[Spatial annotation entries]
-- Begin --

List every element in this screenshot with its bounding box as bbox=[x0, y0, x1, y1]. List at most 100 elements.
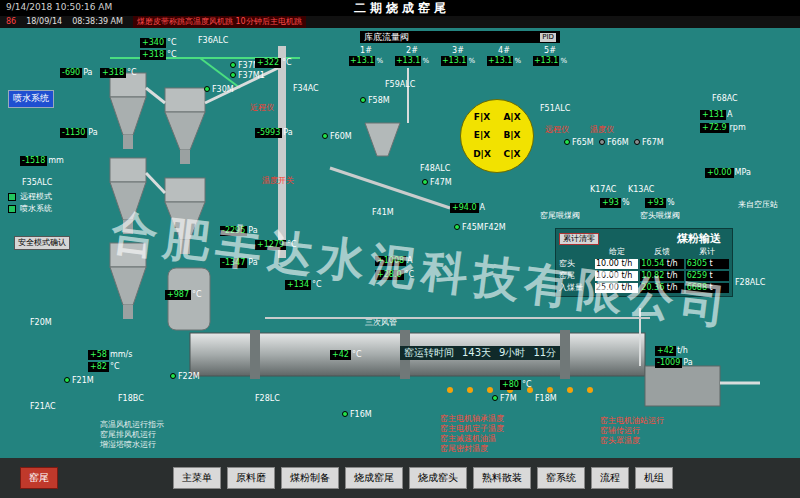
equipment-tag[interactable]: F65M bbox=[572, 138, 594, 147]
dispatcher-sector[interactable]: B|X bbox=[503, 130, 520, 141]
equipment-tag[interactable]: F37M1 bbox=[238, 71, 265, 80]
motor-status-icon[interactable] bbox=[454, 224, 460, 230]
process-label: 来自空压站 bbox=[738, 200, 778, 210]
equipment-tag[interactable]: F51ALC bbox=[540, 104, 570, 113]
motor-status-icon[interactable] bbox=[564, 139, 570, 145]
equipment-tag[interactable]: F7M bbox=[500, 394, 517, 403]
equipment-tag[interactable]: F59ALC bbox=[385, 80, 415, 89]
readout: +72.9rpm bbox=[700, 123, 746, 133]
motor-status-icon[interactable] bbox=[599, 139, 605, 145]
equipment-tag[interactable]: F30M bbox=[212, 85, 234, 94]
equipment-tag[interactable]: F58M bbox=[368, 96, 390, 105]
readout: +58mm/s bbox=[88, 350, 132, 360]
nav-button[interactable]: 烧成窑尾 bbox=[345, 467, 403, 489]
alarm-date: 18/09/14 bbox=[26, 16, 62, 28]
equipment-tag[interactable]: F48ALC bbox=[420, 164, 450, 173]
equipment-tag[interactable]: F47M bbox=[430, 178, 452, 187]
motor-status-icon[interactable] bbox=[634, 139, 640, 145]
coal-dispatcher: F|X A|X E|X B|X D|X C|X bbox=[460, 99, 534, 173]
dispatcher-sector[interactable]: E|X bbox=[474, 130, 490, 141]
dispatcher-sector[interactable]: D|X bbox=[473, 149, 491, 160]
motor-status-icon[interactable] bbox=[204, 86, 210, 92]
dispatcher-sector[interactable]: C|X bbox=[504, 149, 521, 160]
equipment-tag[interactable]: K17AC bbox=[590, 185, 616, 194]
equipment-tag[interactable]: F21M bbox=[72, 376, 94, 385]
process-canvas: F36ALCF37M2F37M1F30MF34ACF59ALCF58MF60MF… bbox=[0, 28, 800, 458]
equipment-tag[interactable]: F28ALC bbox=[735, 278, 765, 287]
nav-button[interactable]: 煤粉制备 bbox=[281, 467, 339, 489]
process-label: 窑尾喂煤阀 bbox=[540, 211, 580, 221]
readout: -1130Pa bbox=[60, 128, 98, 138]
alarm-code: 86 bbox=[6, 16, 16, 28]
bin-item: 2#+13.1% bbox=[391, 46, 433, 66]
equipment-tag[interactable]: F42M bbox=[484, 223, 506, 232]
equipment-tag[interactable]: F36ALC bbox=[198, 36, 228, 45]
equipment-tag[interactable]: F34AC bbox=[293, 84, 319, 93]
equipment-tag[interactable]: F20M bbox=[30, 318, 52, 327]
readout: -1347Pa bbox=[220, 258, 258, 268]
motor-status-icon[interactable] bbox=[342, 411, 348, 417]
mode-indicator bbox=[8, 193, 16, 201]
motor-status-icon[interactable] bbox=[422, 179, 428, 185]
row-name: 入煤量 bbox=[559, 283, 593, 293]
equipment-tag[interactable]: F22M bbox=[178, 372, 200, 381]
safe-mode-confirm-button[interactable]: 安全模式确认 bbox=[14, 236, 70, 250]
equipment-tag[interactable]: F41M bbox=[372, 208, 394, 217]
nav-button[interactable]: 烧成窑头 bbox=[409, 467, 467, 489]
mode-row[interactable]: 远程模式 bbox=[8, 192, 52, 202]
motor-status-icon[interactable] bbox=[230, 62, 236, 68]
nav-button[interactable]: 窑系统 bbox=[537, 467, 585, 489]
watermark: 合肥丰达水泥科技有限公司 bbox=[109, 205, 735, 333]
cyclone bbox=[165, 178, 205, 254]
motor-status-icon[interactable] bbox=[322, 133, 328, 139]
mode-row[interactable]: 喷水系统 bbox=[8, 204, 52, 214]
total-value: 6688 t bbox=[686, 283, 729, 293]
equipment-tag[interactable]: K13AC bbox=[628, 185, 654, 194]
nav-button[interactable]: 熟料散装 bbox=[473, 467, 531, 489]
equipment-tag[interactable]: F16M bbox=[350, 410, 372, 419]
alarm-nav-button[interactable]: 窑尾 bbox=[20, 467, 58, 489]
readout: +131A bbox=[700, 110, 732, 120]
nav-button[interactable]: 主菜单 bbox=[173, 467, 221, 489]
motor-status-icon[interactable] bbox=[360, 97, 366, 103]
motor-status-icon[interactable] bbox=[170, 373, 176, 379]
bin-item: 4#+13.1% bbox=[483, 46, 525, 66]
motor-status-icon[interactable] bbox=[230, 72, 236, 78]
equipment-tag[interactable]: F35ALC bbox=[22, 178, 52, 187]
status-lines: 高温风机运行指示窑尾排风机运行增湿塔喷水运行 bbox=[100, 420, 164, 450]
readout: +1008A bbox=[375, 256, 413, 266]
feedback-value: 10.54 t/h bbox=[640, 259, 683, 269]
nav-button[interactable]: 流程 bbox=[591, 467, 629, 489]
row-name: 窑尾 bbox=[559, 271, 593, 281]
reset-total-button[interactable]: 累计清零 bbox=[559, 233, 599, 245]
alarm-message: 煤磨皮带称跳高温度风机跳 10分钟后主电机跳 bbox=[133, 16, 306, 28]
spray-modes: 远程模式喷水系统 bbox=[8, 192, 52, 214]
setpoint-field[interactable]: 10.00 t/h bbox=[595, 259, 638, 269]
equipment-tag[interactable]: F18M bbox=[535, 394, 557, 403]
motor-status-icon[interactable] bbox=[64, 377, 70, 383]
row-name: 窑头 bbox=[559, 259, 593, 269]
dispatcher-sector[interactable]: A|X bbox=[503, 112, 520, 123]
nav-button[interactable]: 原料磨 bbox=[227, 467, 275, 489]
equipment-tag[interactable]: F21AC bbox=[30, 402, 56, 411]
dispatcher-sector[interactable]: F|X bbox=[474, 112, 490, 123]
cyclone bbox=[165, 88, 205, 164]
motor-status-icon[interactable] bbox=[492, 395, 498, 401]
pid-badge[interactable]: PID bbox=[540, 33, 556, 42]
equipment-tag[interactable]: F67M bbox=[642, 138, 664, 147]
nav-button[interactable]: 机组 bbox=[635, 467, 673, 489]
lamp bbox=[567, 387, 573, 393]
setpoint-field[interactable]: 10.00 t/h bbox=[595, 271, 638, 281]
equipment-tag[interactable]: F68AC bbox=[712, 94, 738, 103]
readout: +82°C bbox=[88, 362, 119, 372]
cyclone bbox=[110, 73, 146, 149]
lamp bbox=[547, 387, 553, 393]
setpoint-field[interactable]: 25.00 t/h bbox=[595, 283, 638, 293]
equipment-tag[interactable]: F60M bbox=[330, 132, 352, 141]
equipment-tag[interactable]: F66M bbox=[607, 138, 629, 147]
equipment-tag[interactable]: F28LC bbox=[255, 394, 280, 403]
readout: +987°C bbox=[165, 290, 202, 300]
process-label: 远程仪 bbox=[545, 125, 569, 135]
equipment-tag[interactable]: F45M bbox=[462, 223, 484, 232]
equipment-tag[interactable]: F18BC bbox=[118, 394, 144, 403]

-- End --

— Given problem —
Can you change every "equipment-tag" in the data above to "equipment-label", keeping everything else the same and leaving the pictures out?

— Written answer —
List every element in this screenshot with its bounding box as bbox=[x0, y0, x1, y1]. List at most 100 elements.
equipment-label[interactable]: F65M bbox=[572, 138, 594, 147]
dispatcher-sector[interactable]: B|X bbox=[503, 130, 520, 141]
equipment-label[interactable]: F37M1 bbox=[238, 71, 265, 80]
motor-status-icon[interactable] bbox=[454, 224, 460, 230]
process-label: 来自空压站 bbox=[738, 200, 778, 210]
equipment-label[interactable]: F51ALC bbox=[540, 104, 570, 113]
motor-status-icon[interactable] bbox=[564, 139, 570, 145]
equipment-label[interactable]: F7M bbox=[500, 394, 517, 403]
equipment-label[interactable]: F59ALC bbox=[385, 80, 415, 89]
readout: +72.9rpm bbox=[700, 123, 746, 133]
motor-status-icon[interactable] bbox=[599, 139, 605, 145]
equipment-label[interactable]: F30M bbox=[212, 85, 234, 94]
equipment-label[interactable]: F58M bbox=[368, 96, 390, 105]
readout: +58mm/s bbox=[88, 350, 132, 360]
nav-button[interactable]: 烧成窑尾 bbox=[345, 467, 403, 489]
alarm-date: 18/09/14 bbox=[26, 16, 62, 28]
equipment-label[interactable]: F48ALC bbox=[420, 164, 450, 173]
equipment-label[interactable]: F47M bbox=[430, 178, 452, 187]
motor-status-icon[interactable] bbox=[634, 139, 640, 145]
coal-dispatcher: F|X A|X E|X B|X D|X C|X bbox=[460, 99, 534, 173]
dispatcher-sector[interactable]: E|X bbox=[474, 130, 490, 141]
dispatcher-sector[interactable]: D|X bbox=[473, 149, 491, 160]
motor-status-icon[interactable] bbox=[204, 86, 210, 92]
dispatcher-sector[interactable]: C|X bbox=[504, 149, 521, 160]
equipment-label[interactable]: K17AC bbox=[590, 185, 616, 194]
equipment-label[interactable]: F21M bbox=[72, 376, 94, 385]
process-canvas: F36ALCF37M2F37M1F30MF34ACF59ALCF58MF60MF… bbox=[0, 28, 800, 458]
equipment-label[interactable]: F28ALC bbox=[735, 278, 765, 287]
nav-button[interactable]: 煤粉制备 bbox=[281, 467, 339, 489]
process-label: 窑尾喂煤阀 bbox=[540, 211, 580, 221]
readout: -1130Pa bbox=[60, 128, 98, 138]
alarm-code: 86 bbox=[6, 16, 16, 28]
bin-item: 2#+13.1% bbox=[391, 46, 433, 66]
equipment-label[interactable]: F42M bbox=[484, 223, 506, 232]
equipment-label[interactable]: F36ALC bbox=[198, 36, 228, 45]
equipment-label[interactable]: F34AC bbox=[293, 84, 319, 93]
equipment-label[interactable]: F20M bbox=[30, 318, 52, 327]
readout: -1347Pa bbox=[220, 258, 258, 268]
motor-status-icon[interactable] bbox=[342, 411, 348, 417]
mode-indicator bbox=[8, 193, 16, 201]
motor-status-icon[interactable] bbox=[422, 179, 428, 185]
row-name: 入煤量 bbox=[559, 283, 593, 293]
equipment-label[interactable]: F22M bbox=[178, 372, 200, 381]
safe-mode-confirm-button[interactable]: 安全模式确认 bbox=[14, 236, 70, 250]
equipment-label[interactable]: F41M bbox=[372, 208, 394, 217]
nav-button[interactable]: 烧成窑头 bbox=[409, 467, 467, 489]
mode-row[interactable]: 远程模式 bbox=[8, 192, 52, 202]
motor-status-icon[interactable] bbox=[230, 62, 236, 68]
nav-button[interactable]: 窑系统 bbox=[537, 467, 585, 489]
watermark: 合肥丰达水泥科技有限公司 bbox=[109, 205, 735, 333]
cyclone bbox=[165, 178, 205, 254]
motor-status-icon[interactable] bbox=[322, 133, 328, 139]
mode-row[interactable]: 喷水系统 bbox=[8, 204, 52, 214]
total-value: 6688 t bbox=[686, 283, 729, 293]
equipment-label[interactable]: K13AC bbox=[628, 185, 654, 194]
nav-button[interactable]: 熟料散装 bbox=[473, 467, 531, 489]
equipment-label[interactable]: F16M bbox=[350, 410, 372, 419]
alarm-nav-button[interactable]: 窑尾 bbox=[20, 467, 58, 489]
readout: +131A bbox=[700, 110, 732, 120]
nav-button[interactable]: 主菜单 bbox=[173, 467, 221, 489]
motor-status-icon[interactable] bbox=[360, 97, 366, 103]
motor-status-icon[interactable] bbox=[170, 373, 176, 379]
bin-item: 4#+13.1% bbox=[483, 46, 525, 66]
motor-status-icon[interactable] bbox=[230, 72, 236, 78]
equipment-label[interactable]: F35ALC bbox=[22, 178, 52, 187]
status-lines: 高温风机运行指示窑尾排风机运行增湿塔喷水运行 bbox=[100, 420, 164, 450]
readout: +1008A bbox=[375, 256, 413, 266]
feedback-value: 10.54 t/h bbox=[640, 259, 683, 269]
nav-button[interactable]: 流程 bbox=[591, 467, 629, 489]
row-name: 窑尾 bbox=[559, 271, 593, 281]
reset-total-button[interactable]: 累计清零 bbox=[559, 233, 599, 245]
alarm-message: 煤磨皮带称跳高温度风机跳 10分钟后主电机跳 bbox=[133, 16, 306, 28]
spray-modes: 远程模式喷水系统 bbox=[8, 192, 52, 214]
setpoint-field[interactable]: 10.00 t/h bbox=[595, 259, 638, 269]
equipment-label[interactable]: F18M bbox=[535, 394, 557, 403]
motor-status-icon[interactable] bbox=[64, 377, 70, 383]
row-name: 窑头 bbox=[559, 259, 593, 269]
dispatcher-sector[interactable]: A|X bbox=[503, 112, 520, 123]
nav-button[interactable]: 原料磨 bbox=[227, 467, 275, 489]
equipment-label[interactable]: F21AC bbox=[30, 402, 56, 411]
dispatcher-sector[interactable]: F|X bbox=[474, 112, 490, 123]
cyclone bbox=[165, 88, 205, 164]
motor-status-icon[interactable] bbox=[492, 395, 498, 401]
pid-badge[interactable]: PID bbox=[540, 33, 556, 42]
equipment-label[interactable]: F67M bbox=[642, 138, 664, 147]
nav-button[interactable]: 机组 bbox=[635, 467, 673, 489]
lamp bbox=[567, 387, 573, 393]
setpoint-field[interactable]: 10.00 t/h bbox=[595, 271, 638, 281]
equipment-label[interactable]: F68AC bbox=[712, 94, 738, 103]
readout: +82°C bbox=[88, 362, 119, 372]
cyclone bbox=[110, 73, 146, 149]
lamp bbox=[547, 387, 553, 393]
setpoint-field[interactable]: 25.00 t/h bbox=[595, 283, 638, 293]
equipment-label[interactable]: F60M bbox=[330, 132, 352, 141]
equipment-label[interactable]: F66M bbox=[607, 138, 629, 147]
equipment-label[interactable]: F28LC bbox=[255, 394, 280, 403]
readout: +987°C bbox=[165, 290, 202, 300]
process-label: 远程仪 bbox=[545, 125, 569, 135]
equipment-label[interactable]: F45M bbox=[462, 223, 484, 232]
equipment-label[interactable]: F18BC bbox=[118, 394, 144, 403]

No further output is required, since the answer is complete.